*** SOURCE RECORDS

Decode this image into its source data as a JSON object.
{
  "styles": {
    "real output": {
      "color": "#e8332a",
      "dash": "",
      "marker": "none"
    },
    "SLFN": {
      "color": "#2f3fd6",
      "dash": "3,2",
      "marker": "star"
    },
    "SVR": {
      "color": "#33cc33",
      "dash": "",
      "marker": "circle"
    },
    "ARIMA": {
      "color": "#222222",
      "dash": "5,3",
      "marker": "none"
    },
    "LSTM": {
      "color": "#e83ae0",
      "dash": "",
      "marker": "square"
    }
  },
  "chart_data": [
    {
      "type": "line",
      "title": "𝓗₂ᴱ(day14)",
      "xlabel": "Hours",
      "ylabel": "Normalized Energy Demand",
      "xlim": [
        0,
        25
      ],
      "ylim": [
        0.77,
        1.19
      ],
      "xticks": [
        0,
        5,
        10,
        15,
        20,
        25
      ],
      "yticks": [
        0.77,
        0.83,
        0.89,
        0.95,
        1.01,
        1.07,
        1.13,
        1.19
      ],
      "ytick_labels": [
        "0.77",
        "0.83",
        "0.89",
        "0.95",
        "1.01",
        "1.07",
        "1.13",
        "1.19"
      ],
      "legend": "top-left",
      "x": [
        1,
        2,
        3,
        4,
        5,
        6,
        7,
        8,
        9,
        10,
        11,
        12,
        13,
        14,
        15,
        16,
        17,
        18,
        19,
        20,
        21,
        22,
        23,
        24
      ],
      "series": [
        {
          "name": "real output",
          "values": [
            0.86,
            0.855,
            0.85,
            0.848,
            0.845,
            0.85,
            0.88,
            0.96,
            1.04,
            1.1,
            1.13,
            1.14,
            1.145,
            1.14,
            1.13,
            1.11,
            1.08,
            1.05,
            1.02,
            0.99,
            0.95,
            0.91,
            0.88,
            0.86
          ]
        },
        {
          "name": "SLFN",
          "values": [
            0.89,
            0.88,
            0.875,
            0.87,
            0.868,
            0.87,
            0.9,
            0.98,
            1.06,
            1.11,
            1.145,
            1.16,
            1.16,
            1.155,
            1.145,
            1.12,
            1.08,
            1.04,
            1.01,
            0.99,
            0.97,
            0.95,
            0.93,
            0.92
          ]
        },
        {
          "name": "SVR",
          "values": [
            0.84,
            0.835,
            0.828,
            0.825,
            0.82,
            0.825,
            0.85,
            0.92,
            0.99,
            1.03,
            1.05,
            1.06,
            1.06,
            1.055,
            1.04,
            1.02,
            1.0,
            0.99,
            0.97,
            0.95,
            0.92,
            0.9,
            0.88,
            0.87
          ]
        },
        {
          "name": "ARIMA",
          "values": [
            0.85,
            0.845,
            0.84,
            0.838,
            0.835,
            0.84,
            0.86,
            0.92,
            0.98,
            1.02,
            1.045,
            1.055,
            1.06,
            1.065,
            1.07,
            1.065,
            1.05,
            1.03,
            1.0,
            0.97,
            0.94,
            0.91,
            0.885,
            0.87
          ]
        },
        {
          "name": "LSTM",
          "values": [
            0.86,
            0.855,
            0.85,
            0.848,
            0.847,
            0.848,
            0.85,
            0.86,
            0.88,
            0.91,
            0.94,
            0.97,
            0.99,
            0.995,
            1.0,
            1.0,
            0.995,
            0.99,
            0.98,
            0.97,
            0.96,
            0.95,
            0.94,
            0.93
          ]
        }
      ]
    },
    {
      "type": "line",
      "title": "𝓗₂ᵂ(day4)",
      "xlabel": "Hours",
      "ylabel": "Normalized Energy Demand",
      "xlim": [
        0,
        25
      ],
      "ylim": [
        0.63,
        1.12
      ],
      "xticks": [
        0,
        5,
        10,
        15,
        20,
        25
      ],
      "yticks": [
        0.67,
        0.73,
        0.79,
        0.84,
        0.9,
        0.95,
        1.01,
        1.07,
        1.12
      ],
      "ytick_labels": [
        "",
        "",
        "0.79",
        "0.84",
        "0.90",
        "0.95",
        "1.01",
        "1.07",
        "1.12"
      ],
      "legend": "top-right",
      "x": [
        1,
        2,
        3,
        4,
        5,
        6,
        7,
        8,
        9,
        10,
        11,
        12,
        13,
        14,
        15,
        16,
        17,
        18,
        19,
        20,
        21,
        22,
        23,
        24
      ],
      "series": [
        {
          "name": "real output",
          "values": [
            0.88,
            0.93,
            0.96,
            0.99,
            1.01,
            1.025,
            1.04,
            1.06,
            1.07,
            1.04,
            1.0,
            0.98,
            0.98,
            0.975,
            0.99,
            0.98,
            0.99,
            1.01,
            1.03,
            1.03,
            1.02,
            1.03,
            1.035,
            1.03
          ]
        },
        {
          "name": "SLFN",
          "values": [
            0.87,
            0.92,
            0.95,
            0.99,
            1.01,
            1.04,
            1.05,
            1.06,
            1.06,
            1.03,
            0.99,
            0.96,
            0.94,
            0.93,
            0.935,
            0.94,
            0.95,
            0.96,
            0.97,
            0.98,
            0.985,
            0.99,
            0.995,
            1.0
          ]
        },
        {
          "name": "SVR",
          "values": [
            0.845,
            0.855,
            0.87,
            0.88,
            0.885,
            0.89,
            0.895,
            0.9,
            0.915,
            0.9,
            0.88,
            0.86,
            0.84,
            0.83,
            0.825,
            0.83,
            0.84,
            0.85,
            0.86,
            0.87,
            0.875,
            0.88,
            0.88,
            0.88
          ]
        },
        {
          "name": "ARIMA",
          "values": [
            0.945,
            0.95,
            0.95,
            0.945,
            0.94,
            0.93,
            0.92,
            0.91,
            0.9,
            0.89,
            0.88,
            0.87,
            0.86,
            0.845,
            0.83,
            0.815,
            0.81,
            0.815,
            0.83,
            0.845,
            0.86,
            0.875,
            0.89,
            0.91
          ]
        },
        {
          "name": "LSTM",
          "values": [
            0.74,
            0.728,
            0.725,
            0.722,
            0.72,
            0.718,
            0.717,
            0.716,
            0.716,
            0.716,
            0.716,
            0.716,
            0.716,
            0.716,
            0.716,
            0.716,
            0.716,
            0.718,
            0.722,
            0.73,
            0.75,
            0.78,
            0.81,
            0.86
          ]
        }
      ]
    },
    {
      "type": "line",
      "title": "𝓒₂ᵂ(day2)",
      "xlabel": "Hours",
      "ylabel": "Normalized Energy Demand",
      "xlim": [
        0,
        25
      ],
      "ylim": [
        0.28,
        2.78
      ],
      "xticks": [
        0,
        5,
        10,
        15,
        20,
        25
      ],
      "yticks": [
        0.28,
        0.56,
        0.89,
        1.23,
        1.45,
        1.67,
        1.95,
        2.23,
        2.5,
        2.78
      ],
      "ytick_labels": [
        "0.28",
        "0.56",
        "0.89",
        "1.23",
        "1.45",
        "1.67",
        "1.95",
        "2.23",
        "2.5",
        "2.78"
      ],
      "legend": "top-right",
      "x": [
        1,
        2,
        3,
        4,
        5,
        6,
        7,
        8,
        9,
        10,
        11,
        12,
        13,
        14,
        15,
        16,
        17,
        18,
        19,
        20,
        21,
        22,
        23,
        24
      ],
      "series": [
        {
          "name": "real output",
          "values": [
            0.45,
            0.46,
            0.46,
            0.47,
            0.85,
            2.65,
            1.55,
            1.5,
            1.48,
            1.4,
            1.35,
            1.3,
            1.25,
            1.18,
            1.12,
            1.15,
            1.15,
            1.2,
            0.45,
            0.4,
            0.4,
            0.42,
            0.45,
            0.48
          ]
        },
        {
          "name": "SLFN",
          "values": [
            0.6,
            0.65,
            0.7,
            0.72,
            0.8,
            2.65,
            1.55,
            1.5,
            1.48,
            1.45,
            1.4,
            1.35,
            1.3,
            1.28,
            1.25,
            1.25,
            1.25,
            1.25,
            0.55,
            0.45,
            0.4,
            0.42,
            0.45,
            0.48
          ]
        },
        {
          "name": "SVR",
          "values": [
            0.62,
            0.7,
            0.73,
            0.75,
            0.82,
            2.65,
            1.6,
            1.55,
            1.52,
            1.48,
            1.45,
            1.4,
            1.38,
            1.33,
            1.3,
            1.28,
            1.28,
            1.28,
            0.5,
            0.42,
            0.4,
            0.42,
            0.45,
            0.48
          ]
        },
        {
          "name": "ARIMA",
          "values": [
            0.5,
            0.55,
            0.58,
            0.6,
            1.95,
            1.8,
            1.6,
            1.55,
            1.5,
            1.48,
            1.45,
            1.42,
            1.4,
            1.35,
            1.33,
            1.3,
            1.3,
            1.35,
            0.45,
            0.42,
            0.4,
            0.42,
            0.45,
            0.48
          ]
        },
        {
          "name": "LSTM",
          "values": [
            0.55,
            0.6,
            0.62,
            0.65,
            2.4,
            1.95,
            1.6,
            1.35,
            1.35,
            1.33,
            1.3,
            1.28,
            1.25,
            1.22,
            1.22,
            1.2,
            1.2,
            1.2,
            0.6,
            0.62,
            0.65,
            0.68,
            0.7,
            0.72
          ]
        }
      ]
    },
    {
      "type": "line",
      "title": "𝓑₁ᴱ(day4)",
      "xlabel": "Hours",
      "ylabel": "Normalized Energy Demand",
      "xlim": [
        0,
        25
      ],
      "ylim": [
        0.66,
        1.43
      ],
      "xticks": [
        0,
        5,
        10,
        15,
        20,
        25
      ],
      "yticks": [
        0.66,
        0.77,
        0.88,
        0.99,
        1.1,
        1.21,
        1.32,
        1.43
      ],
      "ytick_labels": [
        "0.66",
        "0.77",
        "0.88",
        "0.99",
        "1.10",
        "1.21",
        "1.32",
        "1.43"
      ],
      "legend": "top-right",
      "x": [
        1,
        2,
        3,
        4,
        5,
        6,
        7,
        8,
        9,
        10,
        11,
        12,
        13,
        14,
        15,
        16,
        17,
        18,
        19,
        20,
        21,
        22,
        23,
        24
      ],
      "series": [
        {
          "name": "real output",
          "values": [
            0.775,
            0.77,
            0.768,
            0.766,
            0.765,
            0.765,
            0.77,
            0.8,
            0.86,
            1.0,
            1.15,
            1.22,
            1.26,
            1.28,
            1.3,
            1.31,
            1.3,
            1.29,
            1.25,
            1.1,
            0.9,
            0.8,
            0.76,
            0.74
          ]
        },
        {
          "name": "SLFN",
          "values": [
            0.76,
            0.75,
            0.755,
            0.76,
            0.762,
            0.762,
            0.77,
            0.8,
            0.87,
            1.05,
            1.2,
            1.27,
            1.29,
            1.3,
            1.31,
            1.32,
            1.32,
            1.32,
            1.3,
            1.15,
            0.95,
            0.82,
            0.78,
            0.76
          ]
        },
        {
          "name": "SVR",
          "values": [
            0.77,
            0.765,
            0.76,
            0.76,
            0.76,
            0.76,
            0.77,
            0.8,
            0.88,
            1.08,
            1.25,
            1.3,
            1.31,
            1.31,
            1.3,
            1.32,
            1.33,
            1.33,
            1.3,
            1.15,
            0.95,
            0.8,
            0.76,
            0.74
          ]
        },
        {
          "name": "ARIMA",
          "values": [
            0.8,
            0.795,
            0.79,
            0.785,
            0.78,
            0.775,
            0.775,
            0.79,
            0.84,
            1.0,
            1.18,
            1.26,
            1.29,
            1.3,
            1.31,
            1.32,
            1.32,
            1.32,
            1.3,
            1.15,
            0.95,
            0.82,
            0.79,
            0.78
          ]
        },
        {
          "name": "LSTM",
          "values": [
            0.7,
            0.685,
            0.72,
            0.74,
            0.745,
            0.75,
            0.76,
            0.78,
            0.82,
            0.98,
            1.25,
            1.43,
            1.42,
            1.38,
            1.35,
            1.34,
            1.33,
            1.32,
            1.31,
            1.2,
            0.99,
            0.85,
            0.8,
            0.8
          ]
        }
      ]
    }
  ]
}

******

--- PROBLEM REQUIREMENTS ---
Filter the records down to the lines that contain the string "color", and copy those lines.

--- SOLUTION BELOW ---
      "color": "#e8332a",
      "color": "#2f3fd6",
      "color": "#33cc33",
      "color": "#222222",
      "color": "#e83ae0",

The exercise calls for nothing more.